# Work to do
Wherever the string "text" appears in a line, extract that line.

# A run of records
* * * * * * * * *

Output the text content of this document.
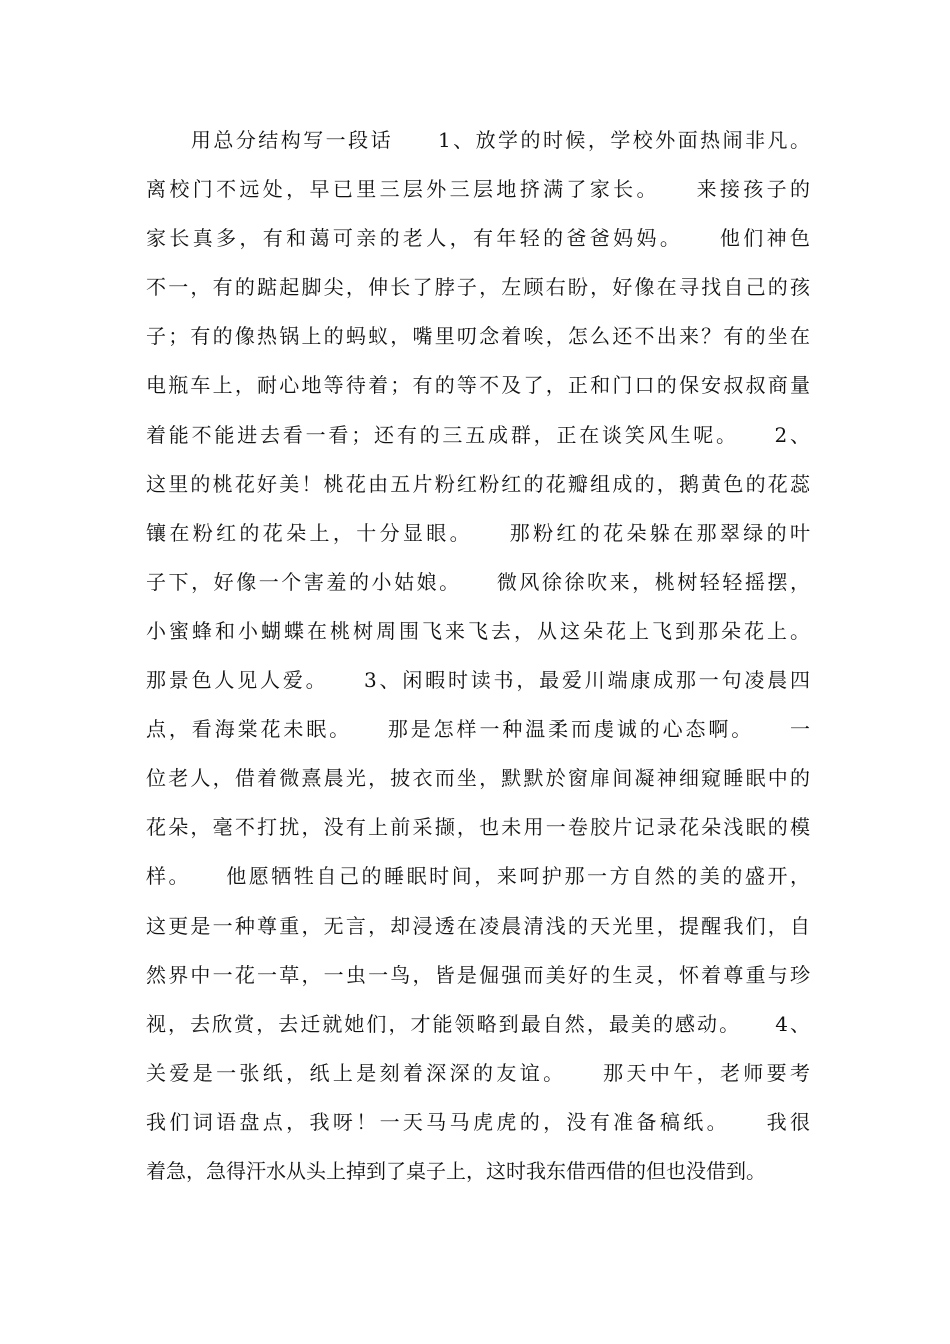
　　用总分结构写一段话　　1、放学的时候，学校外面热闹非凡。
离校门不远处，早已里三层外三层地挤满了家长。　　来接孩子的
家长真多，有和蔼可亲的老人，有年轻的爸爸妈妈。　　他们神色
不一，有的踮起脚尖，伸长了脖子，左顾右盼，好像在寻找自己的孩
子；有的像热锅上的蚂蚁，嘴里叨念着唉，怎么还不出来？有的坐在
电瓶车上，耐心地等待着；有的等不及了，正和门口的保安叔叔商量
着能不能进去看一看；还有的三五成群，正在谈笑风生呢。　　2、
这里的桃花好美！桃花由五片粉红粉红的花瓣组成的，鹅黄色的花蕊
镶在粉红的花朵上，十分显眼。　　那粉红的花朵躲在那翠绿的叶
子下，好像一个害羞的小姑娘。　　微风徐徐吹来，桃树轻轻摇摆，
小蜜蜂和小蝴蝶在桃树周围飞来飞去，从这朵花上飞到那朵花上。
那景色人见人爱。　　3、闲暇时读书，最爱川端康成那一句凌晨四
点，看海棠花未眠。　　那是怎样一种温柔而虔诚的心态啊。　　一
位老人，借着微熹晨光，披衣而坐，默默於窗扉间凝神细窥睡眠中的
花朵，毫不打扰，没有上前采撷，也未用一卷胶片记录花朵浅眠的模
样。　　他愿牺牲自己的睡眠时间，来呵护那一方自然的美的盛开，
这更是一种尊重，无言，却浸透在凌晨清浅的天光里，提醒我们，自
然界中一花一草，一虫一鸟，皆是倔强而美好的生灵，怀着尊重与珍
视，去欣赏，去迁就她们，才能领略到最自然，最美的感动。　　4、
关爱是一张纸，纸上是刻着深深的友谊。　　那天中午，老师要考
我们词语盘点，我呀！一天马马虎虎的，没有准备稿纸。　　我很
着急，急得汗水从头上掉到了桌子上，这时我东借西借的但也没借到。
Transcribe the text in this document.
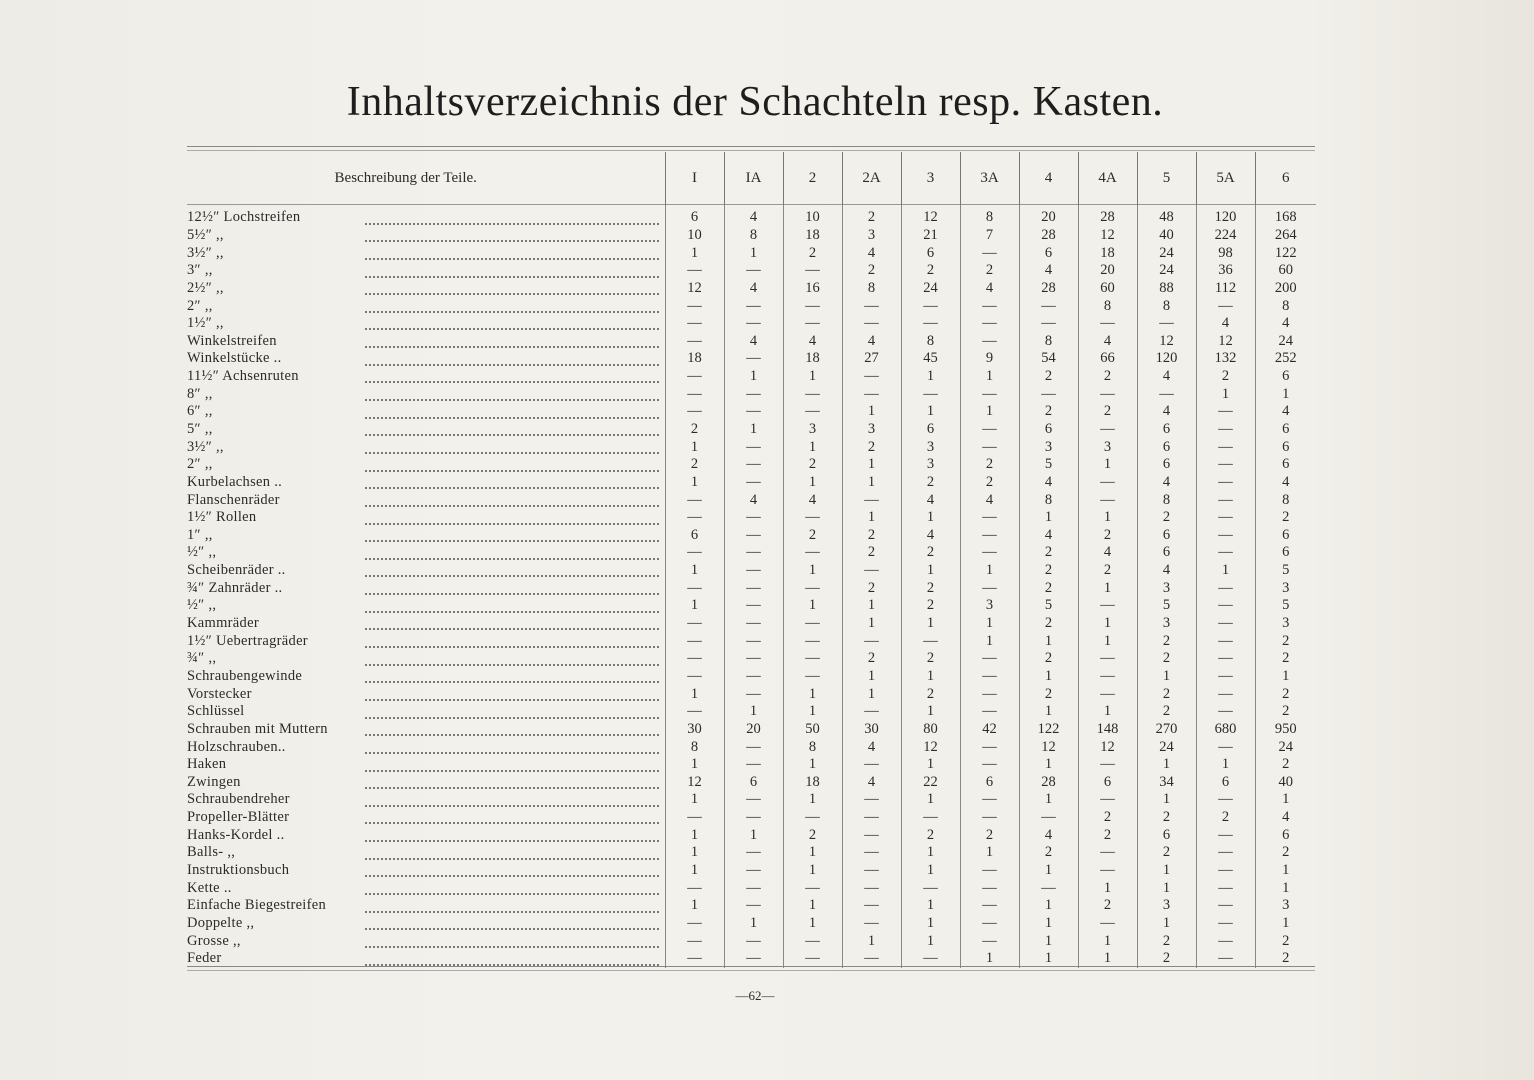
Inhaltsverzeichnis der Schachteln resp. Kasten.
Beschreibung der Teile.	I	IA	2	2A	3	3A	4	4A	5	5A	6
12½″ Lochstreifen	6	4	10	2	12	8	20	28	48	120	168
5½″ ,,	10	8	18	3	21	7	28	12	40	224	264
3½″ ,,	1	1	2	4	6	—	6	18	24	98	122
3″ ,,	—	—	—	2	2	2	4	20	24	36	60
2½″ ,,	12	4	16	8	24	4	28	60	88	112	200
2″ ,,	—	—	—	—	—	—	—	8	8	—	8
1½″ ,,	—	—	—	—	—	—	—	—	—	4	4
Winkelstreifen	—	4	4	4	8	—	8	4	12	12	24
Winkelstücke ..	18	—	18	27	45	9	54	66	120	132	252
11½″ Achsenruten	—	1	1	—	1	1	2	2	4	2	6
8″ ,,	—	—	—	—	—	—	—	—	—	1	1
6″ ,,	—	—	—	1	1	1	2	2	4	—	4
5″ ,,	2	1	3	3	6	—	6	—	6	—	6
3½″ ,,	1	—	1	2	3	—	3	3	6	—	6
2″ ,,	2	—	2	1	3	2	5	1	6	—	6
Kurbelachsen ..	1	—	1	1	2	2	4	—	4	—	4
Flanschenräder	—	4	4	—	4	4	8	—	8	—	8
1½″ Rollen	—	—	—	1	1	—	1	1	2	—	2
1″ ,,	6	—	2	2	4	—	4	2	6	—	6
½″ ,,	—	—	—	2	2	—	2	4	6	—	6
Scheibenräder ..	1	—	1	—	1	1	2	2	4	1	5
¾″ Zahnräder ..	—	—	—	2	2	—	2	1	3	—	3
½″ ,,	1	—	1	1	2	3	5	—	5	—	5
Kammräder	—	—	—	1	1	1	2	1	3	—	3
1½″ Uebertragräder	—	—	—	—	—	1	1	1	2	—	2
¾″ ,,	—	—	—	2	2	—	2	—	2	—	2
Schraubengewinde	—	—	—	1	1	—	1	—	1	—	1
Vorstecker	1	—	1	1	2	—	2	—	2	—	2
Schlüssel	—	1	1	—	1	—	1	1	2	—	2
Schrauben mit Muttern	30	20	50	30	80	42	122	148	270	680	950
Holzschrauben..	8	—	8	4	12	—	12	12	24	—	24
Haken	1	—	1	—	1	—	1	—	1	1	2
Zwingen	12	6	18	4	22	6	28	6	34	6	40
Schraubendreher	1	—	1	—	1	—	1	—	1	—	1
Propeller-Blätter	—	—	—	—	—	—	—	2	2	2	4
Hanks-Kordel ..	1	1	2	—	2	2	4	2	6	—	6
Balls- ,,	1	—	1	—	1	1	2	—	2	—	2
Instruktionsbuch	1	—	1	—	1	—	1	—	1	—	1
Kette ..	—	—	—	—	—	—	—	1	1	—	1
Einfache Biegestreifen	1	—	1	—	1	—	1	2	3	—	3
Doppelte ,,	—	1	1	—	1	—	1	—	1	—	1
Grosse ,,	—	—	—	1	1	—	1	1	2	—	2
Feder	—	—	—	—	—	1	1	1	2	—	2
—62—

* * * * * * * * *

# Answer
Output the text content of this document.
Transcribe the text in this document.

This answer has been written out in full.